● Exercise prompt:
In full and without alteration, give the listing again.

Stored records
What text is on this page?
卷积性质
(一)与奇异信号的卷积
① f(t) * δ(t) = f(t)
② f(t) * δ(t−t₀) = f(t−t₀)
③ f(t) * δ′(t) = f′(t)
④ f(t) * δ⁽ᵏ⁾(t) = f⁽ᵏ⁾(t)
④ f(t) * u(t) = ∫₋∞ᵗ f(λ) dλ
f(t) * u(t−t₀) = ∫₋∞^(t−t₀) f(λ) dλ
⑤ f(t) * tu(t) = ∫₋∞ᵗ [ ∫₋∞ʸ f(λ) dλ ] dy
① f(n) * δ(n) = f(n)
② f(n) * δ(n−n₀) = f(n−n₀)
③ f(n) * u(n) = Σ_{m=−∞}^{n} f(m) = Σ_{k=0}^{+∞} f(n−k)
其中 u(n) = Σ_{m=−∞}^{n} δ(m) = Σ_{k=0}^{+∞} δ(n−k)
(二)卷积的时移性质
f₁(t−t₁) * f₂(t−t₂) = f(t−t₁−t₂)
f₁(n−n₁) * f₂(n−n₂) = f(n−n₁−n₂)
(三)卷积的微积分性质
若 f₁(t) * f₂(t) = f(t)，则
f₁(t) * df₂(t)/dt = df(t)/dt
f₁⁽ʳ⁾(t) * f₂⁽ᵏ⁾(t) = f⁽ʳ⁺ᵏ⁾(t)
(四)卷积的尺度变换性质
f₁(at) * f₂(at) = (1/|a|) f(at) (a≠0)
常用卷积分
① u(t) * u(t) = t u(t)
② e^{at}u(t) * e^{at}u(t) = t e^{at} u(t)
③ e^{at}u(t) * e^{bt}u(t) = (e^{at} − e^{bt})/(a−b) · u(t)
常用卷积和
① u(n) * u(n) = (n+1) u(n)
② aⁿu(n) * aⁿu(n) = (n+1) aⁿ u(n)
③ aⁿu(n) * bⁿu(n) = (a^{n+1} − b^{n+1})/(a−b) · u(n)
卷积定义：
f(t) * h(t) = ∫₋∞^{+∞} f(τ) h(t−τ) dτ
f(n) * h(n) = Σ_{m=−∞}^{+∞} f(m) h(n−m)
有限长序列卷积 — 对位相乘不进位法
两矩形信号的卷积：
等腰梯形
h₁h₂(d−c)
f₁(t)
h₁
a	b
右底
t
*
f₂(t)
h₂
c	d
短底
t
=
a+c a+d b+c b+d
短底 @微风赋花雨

● Exercise answer:
What text is on this page?
卷积性质
(一)与奇异信号的卷积
① f(t) * δ(t) = f(t)
② f(t) * δ(t−t₀) = f(t−t₀)
③ f(t) * δ′(t) = f′(t)
④ f(t) * δ⁽ᵏ⁾(t) = f⁽ᵏ⁾(t)
④ f(t) * u(t) = ∫₋∞ᵗ f(λ) dλ
f(t) * u(t−t₀) = ∫₋∞^(t−t₀) f(λ) dλ
⑤ f(t) * tu(t) = ∫₋∞ᵗ [ ∫₋∞ʸ f(λ) dλ ] dy
① f(n) * δ(n) = f(n)
② f(n) * δ(n−n₀) = f(n−n₀)
③ f(n) * u(n) = Σ_{m=−∞}^{n} f(m) = Σ_{k=0}^{+∞} f(n−k)
其中 u(n) = Σ_{m=−∞}^{n} δ(m) = Σ_{k=0}^{+∞} δ(n−k)
(二)卷积的时移性质
f₁(t−t₁) * f₂(t−t₂) = f(t−t₁−t₂)
f₁(n−n₁) * f₂(n−n₂) = f(n−n₁−n₂)
(三)卷积的微积分性质
若 f₁(t) * f₂(t) = f(t)，则
f₁(t) * df₂(t)/dt = df(t)/dt
f₁⁽ʳ⁾(t) * f₂⁽ᵏ⁾(t) = f⁽ʳ⁺ᵏ⁾(t)
(四)卷积的尺度变换性质
f₁(at) * f₂(at) = (1/|a|) f(at) (a≠0)
常用卷积分
① u(t) * u(t) = t u(t)
② e^{at}u(t) * e^{at}u(t) = t e^{at} u(t)
③ e^{at}u(t) * e^{bt}u(t) = (e^{at} − e^{bt})/(a−b) · u(t)
常用卷积和
① u(n) * u(n) = (n+1) u(n)
② aⁿu(n) * aⁿu(n) = (n+1) aⁿ u(n)
③ aⁿu(n) * bⁿu(n) = (a^{n+1} − b^{n+1})/(a−b) · u(n)
卷积定义：
f(t) * h(t) = ∫₋∞^{+∞} f(τ) h(t−τ) dτ
f(n) * h(n) = Σ_{m=−∞}^{+∞} f(m) h(n−m)
有限长序列卷积 — 对位相乘不进位法
两矩形信号的卷积：
等腰梯形
h₁h₂(d−c)
f₁(t)
h₁
a	b
右底
t
*
f₂(t)
h₂
c	d
短底
t
=
a+c a+d b+c b+d
短底 @微风赋花雨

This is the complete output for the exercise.